* _THE PROBLEM_:
Write out again everything from the start of the listing down to the line containing "Text: S: S xyxy=(74,129,81,139)", that line included.

* _INPUT DATA_:
##############################

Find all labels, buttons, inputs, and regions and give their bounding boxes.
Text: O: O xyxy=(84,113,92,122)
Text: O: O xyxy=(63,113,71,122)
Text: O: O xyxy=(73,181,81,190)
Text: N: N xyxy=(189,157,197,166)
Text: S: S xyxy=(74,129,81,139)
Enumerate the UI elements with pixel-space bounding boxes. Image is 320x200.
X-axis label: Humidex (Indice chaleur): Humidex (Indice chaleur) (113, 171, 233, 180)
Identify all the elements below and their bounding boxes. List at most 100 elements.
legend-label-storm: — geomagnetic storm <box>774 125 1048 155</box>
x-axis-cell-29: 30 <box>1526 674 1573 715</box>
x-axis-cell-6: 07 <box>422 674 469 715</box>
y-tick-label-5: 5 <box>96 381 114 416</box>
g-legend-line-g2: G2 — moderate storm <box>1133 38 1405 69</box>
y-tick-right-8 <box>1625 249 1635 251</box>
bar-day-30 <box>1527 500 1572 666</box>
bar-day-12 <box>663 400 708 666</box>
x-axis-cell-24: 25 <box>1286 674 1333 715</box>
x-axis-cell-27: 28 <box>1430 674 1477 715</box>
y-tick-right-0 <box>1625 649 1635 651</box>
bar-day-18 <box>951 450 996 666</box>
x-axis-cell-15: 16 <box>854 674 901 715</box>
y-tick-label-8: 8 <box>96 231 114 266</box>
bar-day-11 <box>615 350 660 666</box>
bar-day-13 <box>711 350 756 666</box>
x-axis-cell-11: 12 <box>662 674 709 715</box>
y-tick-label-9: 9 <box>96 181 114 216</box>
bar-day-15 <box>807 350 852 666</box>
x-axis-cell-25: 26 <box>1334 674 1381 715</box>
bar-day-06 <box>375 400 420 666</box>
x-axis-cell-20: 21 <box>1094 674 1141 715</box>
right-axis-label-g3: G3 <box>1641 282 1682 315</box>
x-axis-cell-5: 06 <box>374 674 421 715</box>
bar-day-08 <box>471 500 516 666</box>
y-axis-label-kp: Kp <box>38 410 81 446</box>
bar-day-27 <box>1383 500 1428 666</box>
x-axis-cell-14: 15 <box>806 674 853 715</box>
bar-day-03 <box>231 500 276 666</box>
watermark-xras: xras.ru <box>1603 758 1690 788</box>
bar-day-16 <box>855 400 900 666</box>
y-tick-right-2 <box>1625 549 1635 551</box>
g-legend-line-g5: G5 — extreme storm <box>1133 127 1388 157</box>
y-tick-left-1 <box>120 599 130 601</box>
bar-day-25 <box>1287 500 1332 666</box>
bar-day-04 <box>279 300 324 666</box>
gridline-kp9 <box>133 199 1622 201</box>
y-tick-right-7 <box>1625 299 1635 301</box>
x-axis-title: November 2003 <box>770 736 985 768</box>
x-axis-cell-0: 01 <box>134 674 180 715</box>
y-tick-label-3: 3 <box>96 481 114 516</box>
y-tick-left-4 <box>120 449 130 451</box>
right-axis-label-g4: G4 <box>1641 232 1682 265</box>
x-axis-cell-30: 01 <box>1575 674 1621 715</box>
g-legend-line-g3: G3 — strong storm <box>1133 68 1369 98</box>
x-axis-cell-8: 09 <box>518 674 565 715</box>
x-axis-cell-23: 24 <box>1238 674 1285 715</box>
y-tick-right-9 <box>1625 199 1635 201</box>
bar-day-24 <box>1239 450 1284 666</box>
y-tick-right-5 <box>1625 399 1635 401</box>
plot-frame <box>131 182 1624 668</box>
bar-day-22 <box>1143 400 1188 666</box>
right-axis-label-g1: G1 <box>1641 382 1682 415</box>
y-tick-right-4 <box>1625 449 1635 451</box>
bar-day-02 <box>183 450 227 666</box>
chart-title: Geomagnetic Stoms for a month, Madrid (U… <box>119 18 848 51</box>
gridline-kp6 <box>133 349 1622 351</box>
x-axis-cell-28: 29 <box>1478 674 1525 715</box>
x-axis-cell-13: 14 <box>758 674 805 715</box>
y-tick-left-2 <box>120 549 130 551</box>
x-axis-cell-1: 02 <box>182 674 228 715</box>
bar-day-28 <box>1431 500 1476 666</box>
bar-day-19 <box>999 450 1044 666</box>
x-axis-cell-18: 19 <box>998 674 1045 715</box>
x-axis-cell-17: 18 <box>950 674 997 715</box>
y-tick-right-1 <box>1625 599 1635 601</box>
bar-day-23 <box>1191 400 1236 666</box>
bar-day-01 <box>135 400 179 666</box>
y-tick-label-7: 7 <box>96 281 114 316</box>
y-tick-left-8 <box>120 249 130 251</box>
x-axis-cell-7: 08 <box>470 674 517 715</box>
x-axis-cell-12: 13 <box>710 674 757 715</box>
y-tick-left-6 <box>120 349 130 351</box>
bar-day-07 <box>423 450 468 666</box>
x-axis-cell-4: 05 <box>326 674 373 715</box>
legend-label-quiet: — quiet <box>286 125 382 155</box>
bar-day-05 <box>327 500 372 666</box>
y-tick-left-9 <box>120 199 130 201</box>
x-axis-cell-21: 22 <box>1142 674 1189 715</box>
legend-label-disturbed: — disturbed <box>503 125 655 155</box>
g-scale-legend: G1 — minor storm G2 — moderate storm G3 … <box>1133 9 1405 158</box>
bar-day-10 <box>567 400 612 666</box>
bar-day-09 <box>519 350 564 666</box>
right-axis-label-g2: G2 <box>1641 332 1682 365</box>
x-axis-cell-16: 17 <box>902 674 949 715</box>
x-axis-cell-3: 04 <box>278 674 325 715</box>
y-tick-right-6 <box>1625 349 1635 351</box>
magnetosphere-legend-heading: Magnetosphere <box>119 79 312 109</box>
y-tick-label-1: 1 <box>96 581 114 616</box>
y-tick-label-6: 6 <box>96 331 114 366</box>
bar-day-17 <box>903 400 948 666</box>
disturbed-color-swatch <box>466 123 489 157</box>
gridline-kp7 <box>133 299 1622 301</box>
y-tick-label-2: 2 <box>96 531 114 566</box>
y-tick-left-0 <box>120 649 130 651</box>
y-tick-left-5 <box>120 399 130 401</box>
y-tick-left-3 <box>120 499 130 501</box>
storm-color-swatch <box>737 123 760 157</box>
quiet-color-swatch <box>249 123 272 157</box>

##############################

* _REPLY TO THE TASK_:
Find all labels, buttons, inputs, and regions and give their bounding boxes.
Text: O: O xyxy=(84,113,92,122)
Text: O: O xyxy=(63,113,71,122)
Text: O: O xyxy=(73,181,81,190)
Text: N: N xyxy=(189,157,197,166)
Text: S: S xyxy=(74,129,81,139)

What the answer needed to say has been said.